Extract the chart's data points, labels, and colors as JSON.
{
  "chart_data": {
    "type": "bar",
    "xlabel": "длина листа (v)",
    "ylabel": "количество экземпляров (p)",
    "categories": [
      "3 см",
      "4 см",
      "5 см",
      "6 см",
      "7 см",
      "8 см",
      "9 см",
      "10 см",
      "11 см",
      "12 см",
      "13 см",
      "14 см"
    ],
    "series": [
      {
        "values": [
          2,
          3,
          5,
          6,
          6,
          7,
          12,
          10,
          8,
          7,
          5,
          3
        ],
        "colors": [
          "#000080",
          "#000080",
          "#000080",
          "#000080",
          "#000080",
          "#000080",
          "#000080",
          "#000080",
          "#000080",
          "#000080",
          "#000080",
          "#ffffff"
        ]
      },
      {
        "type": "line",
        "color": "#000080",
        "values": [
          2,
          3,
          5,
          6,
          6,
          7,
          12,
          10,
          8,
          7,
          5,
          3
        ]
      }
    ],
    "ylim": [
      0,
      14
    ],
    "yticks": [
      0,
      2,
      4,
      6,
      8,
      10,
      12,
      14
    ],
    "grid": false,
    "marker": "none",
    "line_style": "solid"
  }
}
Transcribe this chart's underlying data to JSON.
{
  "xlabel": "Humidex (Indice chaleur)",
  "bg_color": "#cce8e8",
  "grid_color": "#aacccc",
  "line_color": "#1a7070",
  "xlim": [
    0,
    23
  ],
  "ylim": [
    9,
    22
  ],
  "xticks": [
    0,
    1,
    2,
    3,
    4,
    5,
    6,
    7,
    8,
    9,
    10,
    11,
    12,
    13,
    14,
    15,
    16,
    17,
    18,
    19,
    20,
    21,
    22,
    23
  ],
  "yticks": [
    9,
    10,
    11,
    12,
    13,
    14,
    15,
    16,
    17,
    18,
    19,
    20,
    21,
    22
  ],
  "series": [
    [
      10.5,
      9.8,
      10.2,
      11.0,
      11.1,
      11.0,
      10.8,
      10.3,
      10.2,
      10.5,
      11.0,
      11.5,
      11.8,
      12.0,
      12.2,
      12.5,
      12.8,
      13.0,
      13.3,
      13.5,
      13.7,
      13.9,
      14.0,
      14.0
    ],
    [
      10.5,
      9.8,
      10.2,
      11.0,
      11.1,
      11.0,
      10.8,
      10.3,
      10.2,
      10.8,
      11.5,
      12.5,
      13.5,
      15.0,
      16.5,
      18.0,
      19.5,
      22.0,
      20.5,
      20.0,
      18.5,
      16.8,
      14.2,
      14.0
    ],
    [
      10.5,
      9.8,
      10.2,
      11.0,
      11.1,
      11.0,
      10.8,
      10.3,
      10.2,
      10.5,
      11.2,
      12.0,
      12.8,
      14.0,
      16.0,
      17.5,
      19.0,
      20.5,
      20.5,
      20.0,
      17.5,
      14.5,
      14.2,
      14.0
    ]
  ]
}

* * * * *

YOUR GOAL:
Scan the listing above for the word "JSON" and copy every line that holds it.

COMPLETE ANSWER:
Extract the chart's data points, labels, and colors as JSON.
Transcribe this chart's underlying data to JSON.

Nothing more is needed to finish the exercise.